Task list:
1. From the plugin list below, name every plugin in the bulleted list. Leave out the section heading.
2. Answer from the plugin list below:
(a) Which plugin powers the Members Directory, and at what address?
(b) How should the WordPress plugins be activated?
(c) What must users put around a term in their profile to turn it into a search link?
3. Translate this sentence from the plugin list below into Spanish: "There are a number of WordPress plugins that form important parts of the way that Commons users interact with the site."

      • BP Group Management Gives site admins the ability to manage group memberships from a single admin panel.
      • BP Lotsa Feeds Enables a number of different kinds of RSS feeds for BP content
      • BuddyPress Group Email Subscription Allow users to subscribe to group activity via email.
      • Custom Profile Filters for BuddyPress The main feature of this plugin is that it allows users to specify which words/phrases in their profiles will become links to searches on that term, by putting [square brackets] around the term.
      • BuddyPress External Group Blogs Allows group admins to enter arbitrary RSS feeds and have their items pulled into the group activity stream
      • Invite Anyone Gives users a way to invite new members to the site. Note that you may not need this, if membership is to be auto-determined based on the more general mla.org database.
      • BP Better Directories Powers the Members Directory at https://commons.gc.cuny.edu
    2. Networkwide WordPress plugins

      There are a number of WordPress plugins that form important parts of the way that Commons users interact with the site. They should be activated networkwide.

Data for analysis:
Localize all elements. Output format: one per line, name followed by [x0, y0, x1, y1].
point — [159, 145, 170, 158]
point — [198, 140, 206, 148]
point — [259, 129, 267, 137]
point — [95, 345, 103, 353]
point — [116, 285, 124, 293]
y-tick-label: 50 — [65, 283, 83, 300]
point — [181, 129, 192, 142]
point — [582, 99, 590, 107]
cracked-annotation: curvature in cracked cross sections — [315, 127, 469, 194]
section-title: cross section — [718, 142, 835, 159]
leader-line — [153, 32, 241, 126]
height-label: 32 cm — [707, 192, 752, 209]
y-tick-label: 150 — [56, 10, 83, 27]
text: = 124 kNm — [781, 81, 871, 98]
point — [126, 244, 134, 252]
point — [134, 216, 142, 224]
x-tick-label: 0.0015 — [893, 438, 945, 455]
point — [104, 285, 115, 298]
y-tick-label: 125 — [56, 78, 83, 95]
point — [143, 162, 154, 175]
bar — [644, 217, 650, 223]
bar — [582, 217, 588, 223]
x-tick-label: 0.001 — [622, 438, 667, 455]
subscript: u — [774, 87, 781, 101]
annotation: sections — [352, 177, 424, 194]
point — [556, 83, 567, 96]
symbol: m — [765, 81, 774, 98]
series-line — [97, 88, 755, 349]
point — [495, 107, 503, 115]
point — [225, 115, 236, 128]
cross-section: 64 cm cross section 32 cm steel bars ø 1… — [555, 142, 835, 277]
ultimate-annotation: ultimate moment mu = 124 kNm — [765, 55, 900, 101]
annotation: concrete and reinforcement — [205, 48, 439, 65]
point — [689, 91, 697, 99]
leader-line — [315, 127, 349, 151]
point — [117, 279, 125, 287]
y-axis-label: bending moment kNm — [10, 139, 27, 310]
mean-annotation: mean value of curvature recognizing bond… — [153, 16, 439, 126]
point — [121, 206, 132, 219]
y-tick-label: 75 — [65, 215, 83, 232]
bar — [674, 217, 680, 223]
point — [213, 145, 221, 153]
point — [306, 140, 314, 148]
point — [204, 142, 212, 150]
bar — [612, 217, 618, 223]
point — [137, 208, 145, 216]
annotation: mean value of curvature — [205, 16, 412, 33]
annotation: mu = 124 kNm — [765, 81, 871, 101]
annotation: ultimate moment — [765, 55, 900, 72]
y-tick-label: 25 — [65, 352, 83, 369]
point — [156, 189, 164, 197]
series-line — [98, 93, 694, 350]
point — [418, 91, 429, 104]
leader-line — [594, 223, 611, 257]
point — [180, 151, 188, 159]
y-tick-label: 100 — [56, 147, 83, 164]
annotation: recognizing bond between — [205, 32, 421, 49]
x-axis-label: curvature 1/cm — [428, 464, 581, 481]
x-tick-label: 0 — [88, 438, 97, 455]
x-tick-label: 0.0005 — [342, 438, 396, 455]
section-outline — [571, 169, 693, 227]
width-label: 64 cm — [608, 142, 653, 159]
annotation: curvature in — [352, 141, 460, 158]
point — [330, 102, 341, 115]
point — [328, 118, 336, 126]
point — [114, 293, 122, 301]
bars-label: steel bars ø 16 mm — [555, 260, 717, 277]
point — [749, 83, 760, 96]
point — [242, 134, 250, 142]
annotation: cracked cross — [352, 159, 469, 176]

Per-task outputs:
1.
- BP Group Management
- BP Lotsa Feeds
- BuddyPress Group Email Subscription
- Custom Profile Filters for BuddyPress
- BuddyPress External Group Blogs
- Invite Anyone
- BP Better Directories

2.
(a) BP Better Directories, at https://commons.gc.cuny.edu
(b) Networkwide
(c) Square brackets

3. Hay varios plugins de WordPress que forman partes importantes de la manera en que los usuarios de Commons interactúan con el sitio.